# What is required
Look through the listing and locate every line containing the word "with"; copy those lines.

# Data provided
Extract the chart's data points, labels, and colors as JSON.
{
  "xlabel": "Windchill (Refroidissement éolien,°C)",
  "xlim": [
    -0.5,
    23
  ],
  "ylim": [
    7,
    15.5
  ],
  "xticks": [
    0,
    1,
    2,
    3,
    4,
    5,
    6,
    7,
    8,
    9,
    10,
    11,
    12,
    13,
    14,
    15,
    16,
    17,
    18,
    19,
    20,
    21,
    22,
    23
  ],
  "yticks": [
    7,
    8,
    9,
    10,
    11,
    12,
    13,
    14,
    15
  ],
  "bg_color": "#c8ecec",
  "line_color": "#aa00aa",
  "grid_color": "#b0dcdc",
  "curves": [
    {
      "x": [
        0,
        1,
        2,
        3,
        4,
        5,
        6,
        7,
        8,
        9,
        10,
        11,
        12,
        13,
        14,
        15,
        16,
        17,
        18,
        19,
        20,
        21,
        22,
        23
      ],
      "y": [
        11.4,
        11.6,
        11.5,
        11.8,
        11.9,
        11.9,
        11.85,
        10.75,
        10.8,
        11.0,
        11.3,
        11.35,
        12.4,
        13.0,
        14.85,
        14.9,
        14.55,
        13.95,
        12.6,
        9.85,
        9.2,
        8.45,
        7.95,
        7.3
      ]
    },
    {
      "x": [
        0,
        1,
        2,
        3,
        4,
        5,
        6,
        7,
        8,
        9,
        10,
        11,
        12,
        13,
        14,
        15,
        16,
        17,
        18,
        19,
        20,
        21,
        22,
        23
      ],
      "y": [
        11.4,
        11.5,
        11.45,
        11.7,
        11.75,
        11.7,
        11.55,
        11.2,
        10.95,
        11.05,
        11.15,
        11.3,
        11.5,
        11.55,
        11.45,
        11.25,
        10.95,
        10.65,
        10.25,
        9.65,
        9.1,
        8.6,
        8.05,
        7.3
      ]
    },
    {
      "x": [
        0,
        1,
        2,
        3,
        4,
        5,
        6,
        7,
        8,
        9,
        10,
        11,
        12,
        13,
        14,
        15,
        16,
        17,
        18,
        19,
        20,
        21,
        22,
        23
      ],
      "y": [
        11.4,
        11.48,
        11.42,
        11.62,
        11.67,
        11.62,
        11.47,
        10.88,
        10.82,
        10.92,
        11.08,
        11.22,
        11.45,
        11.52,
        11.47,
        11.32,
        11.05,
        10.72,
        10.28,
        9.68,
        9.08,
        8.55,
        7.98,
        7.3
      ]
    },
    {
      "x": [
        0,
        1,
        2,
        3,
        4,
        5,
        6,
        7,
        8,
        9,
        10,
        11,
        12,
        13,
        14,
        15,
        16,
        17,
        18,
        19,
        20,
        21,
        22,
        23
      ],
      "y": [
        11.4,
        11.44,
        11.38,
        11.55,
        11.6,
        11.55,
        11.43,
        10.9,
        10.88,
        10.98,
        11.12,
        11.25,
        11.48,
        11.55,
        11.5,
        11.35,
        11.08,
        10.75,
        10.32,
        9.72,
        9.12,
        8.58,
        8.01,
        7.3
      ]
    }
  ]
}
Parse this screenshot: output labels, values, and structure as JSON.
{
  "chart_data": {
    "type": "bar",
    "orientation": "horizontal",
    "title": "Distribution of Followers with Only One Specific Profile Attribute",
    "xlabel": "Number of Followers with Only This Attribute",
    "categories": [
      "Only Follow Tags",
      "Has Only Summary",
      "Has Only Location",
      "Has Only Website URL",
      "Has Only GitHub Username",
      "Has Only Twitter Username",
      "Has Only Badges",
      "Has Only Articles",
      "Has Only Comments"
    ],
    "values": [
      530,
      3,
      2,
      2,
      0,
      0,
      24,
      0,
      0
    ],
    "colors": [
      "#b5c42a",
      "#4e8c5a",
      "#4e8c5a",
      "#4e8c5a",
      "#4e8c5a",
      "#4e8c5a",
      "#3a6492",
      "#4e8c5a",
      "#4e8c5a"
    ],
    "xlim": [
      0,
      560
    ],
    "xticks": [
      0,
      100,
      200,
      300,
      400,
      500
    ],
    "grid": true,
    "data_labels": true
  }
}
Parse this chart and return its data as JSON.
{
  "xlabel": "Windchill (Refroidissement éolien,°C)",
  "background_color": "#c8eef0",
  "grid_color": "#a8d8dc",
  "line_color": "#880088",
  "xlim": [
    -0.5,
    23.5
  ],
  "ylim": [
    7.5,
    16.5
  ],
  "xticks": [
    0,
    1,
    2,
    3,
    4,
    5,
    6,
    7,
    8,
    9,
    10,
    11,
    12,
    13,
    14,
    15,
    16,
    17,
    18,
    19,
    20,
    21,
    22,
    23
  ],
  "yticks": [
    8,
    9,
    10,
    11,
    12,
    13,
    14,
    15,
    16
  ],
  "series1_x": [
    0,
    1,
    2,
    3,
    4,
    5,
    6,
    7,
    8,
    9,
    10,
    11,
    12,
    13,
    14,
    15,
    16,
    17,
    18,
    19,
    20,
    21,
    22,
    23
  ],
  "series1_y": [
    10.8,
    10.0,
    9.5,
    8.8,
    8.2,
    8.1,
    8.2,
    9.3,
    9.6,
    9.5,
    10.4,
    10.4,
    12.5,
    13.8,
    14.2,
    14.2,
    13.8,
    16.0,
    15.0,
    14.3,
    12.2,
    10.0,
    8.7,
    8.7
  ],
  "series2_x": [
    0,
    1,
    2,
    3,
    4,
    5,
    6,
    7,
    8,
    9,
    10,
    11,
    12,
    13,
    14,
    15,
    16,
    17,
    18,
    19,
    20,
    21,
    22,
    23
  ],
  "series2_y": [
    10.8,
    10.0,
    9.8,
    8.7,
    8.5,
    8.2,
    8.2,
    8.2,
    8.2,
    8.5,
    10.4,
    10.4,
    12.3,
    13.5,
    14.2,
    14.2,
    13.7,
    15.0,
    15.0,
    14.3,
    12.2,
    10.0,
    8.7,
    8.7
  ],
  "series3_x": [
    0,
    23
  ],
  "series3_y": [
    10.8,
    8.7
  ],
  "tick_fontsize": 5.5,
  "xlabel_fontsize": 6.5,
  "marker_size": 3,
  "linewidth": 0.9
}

# Written solution
    "title": "Distribution of Followers with Only One Specific Profile Attribute",
    "xlabel": "Number of Followers with Only This Attribute",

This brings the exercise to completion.